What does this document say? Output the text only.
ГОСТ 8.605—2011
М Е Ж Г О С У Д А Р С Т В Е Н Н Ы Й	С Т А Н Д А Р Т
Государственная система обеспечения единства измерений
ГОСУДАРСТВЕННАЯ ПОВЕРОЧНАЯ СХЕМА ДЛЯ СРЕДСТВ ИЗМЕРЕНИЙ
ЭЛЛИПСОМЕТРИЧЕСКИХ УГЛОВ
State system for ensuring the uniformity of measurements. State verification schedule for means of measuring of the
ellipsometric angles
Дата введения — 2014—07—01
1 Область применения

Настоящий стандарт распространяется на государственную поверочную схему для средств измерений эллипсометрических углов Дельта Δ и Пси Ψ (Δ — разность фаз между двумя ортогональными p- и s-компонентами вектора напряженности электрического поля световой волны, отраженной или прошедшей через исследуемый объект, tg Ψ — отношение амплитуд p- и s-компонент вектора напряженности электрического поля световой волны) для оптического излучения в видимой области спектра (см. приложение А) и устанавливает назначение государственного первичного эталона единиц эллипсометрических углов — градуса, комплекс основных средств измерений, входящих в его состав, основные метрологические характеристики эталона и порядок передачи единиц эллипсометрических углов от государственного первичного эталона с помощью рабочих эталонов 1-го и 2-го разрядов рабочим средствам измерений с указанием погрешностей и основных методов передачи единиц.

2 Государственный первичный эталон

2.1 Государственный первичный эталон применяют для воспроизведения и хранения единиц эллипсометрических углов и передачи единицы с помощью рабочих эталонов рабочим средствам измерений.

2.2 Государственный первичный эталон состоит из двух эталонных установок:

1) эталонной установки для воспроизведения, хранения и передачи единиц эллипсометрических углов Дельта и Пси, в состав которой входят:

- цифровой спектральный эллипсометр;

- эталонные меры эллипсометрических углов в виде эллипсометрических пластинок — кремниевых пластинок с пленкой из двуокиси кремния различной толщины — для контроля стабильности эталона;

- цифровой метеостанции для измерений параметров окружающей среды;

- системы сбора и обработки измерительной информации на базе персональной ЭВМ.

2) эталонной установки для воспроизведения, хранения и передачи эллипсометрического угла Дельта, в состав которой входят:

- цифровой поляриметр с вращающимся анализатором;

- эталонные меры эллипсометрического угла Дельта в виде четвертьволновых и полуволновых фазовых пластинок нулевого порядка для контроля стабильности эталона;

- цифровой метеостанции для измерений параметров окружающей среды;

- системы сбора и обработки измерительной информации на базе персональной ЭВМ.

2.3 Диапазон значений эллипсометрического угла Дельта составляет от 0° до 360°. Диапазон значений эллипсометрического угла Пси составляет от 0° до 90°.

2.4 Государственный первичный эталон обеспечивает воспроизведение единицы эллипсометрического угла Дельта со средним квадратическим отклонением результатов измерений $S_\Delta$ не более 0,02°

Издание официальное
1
--------------------------------------------------
## WHAT NEEDS TO BE DONE
Each record above should be repeated exactly as it appears.

## THE SOLUTION
What does this document say? Output the text only.
ГОСТ 8.605—2011
М Е Ж Г О С У Д А Р С Т В Е Н Н Ы Й	С Т А Н Д А Р Т
Государственная система обеспечения единства измерений
ГОСУДАРСТВЕННАЯ ПОВЕРОЧНАЯ СХЕМА ДЛЯ СРЕДСТВ ИЗМЕРЕНИЙ
ЭЛЛИПСОМЕТРИЧЕСКИХ УГЛОВ
State system for ensuring the uniformity of measurements. State verification schedule for means of measuring of the
ellipsometric angles
Дата введения — 2014—07—01
1 Область применения

Настоящий стандарт распространяется на государственную поверочную схему для средств измерений эллипсометрических углов Дельта Δ и Пси Ψ (Δ — разность фаз между двумя ортогональными p- и s-компонентами вектора напряженности электрического поля световой волны, отраженной или прошедшей через исследуемый объект, tg Ψ — отношение амплитуд p- и s-компонент вектора напряженности электрического поля световой волны) для оптического излучения в видимой области спектра (см. приложение А) и устанавливает назначение государственного первичного эталона единиц эллипсометрических углов — градуса, комплекс основных средств измерений, входящих в его состав, основные метрологические характеристики эталона и порядок передачи единиц эллипсометрических углов от государственного первичного эталона с помощью рабочих эталонов 1-го и 2-го разрядов рабочим средствам измерений с указанием погрешностей и основных методов передачи единиц.

2 Государственный первичный эталон

2.1 Государственный первичный эталон применяют для воспроизведения и хранения единиц эллипсометрических углов и передачи единицы с помощью рабочих эталонов рабочим средствам измерений.

2.2 Государственный первичный эталон состоит из двух эталонных установок:

1) эталонной установки для воспроизведения, хранения и передачи единиц эллипсометрических углов Дельта и Пси, в состав которой входят:

- цифровой спектральный эллипсометр;

- эталонные меры эллипсометрических углов в виде эллипсометрических пластинок — кремниевых пластинок с пленкой из двуокиси кремния различной толщины — для контроля стабильности эталона;

- цифровой метеостанции для измерений параметров окружающей среды;

- системы сбора и обработки измерительной информации на базе персональной ЭВМ.

2) эталонной установки для воспроизведения, хранения и передачи эллипсометрического угла Дельта, в состав которой входят:

- цифровой поляриметр с вращающимся анализатором;

- эталонные меры эллипсометрического угла Дельта в виде четвертьволновых и полуволновых фазовых пластинок нулевого порядка для контроля стабильности эталона;

- цифровой метеостанции для измерений параметров окружающей среды;

- системы сбора и обработки измерительной информации на базе персональной ЭВМ.

2.3 Диапазон значений эллипсометрического угла Дельта составляет от 0° до 360°. Диапазон значений эллипсометрического угла Пси составляет от 0° до 90°.

2.4 Государственный первичный эталон обеспечивает воспроизведение единицы эллипсометрического угла Дельта со средним квадратическим отклонением результатов измерений $S_\Delta$ не более 0,02°

Издание официальное
1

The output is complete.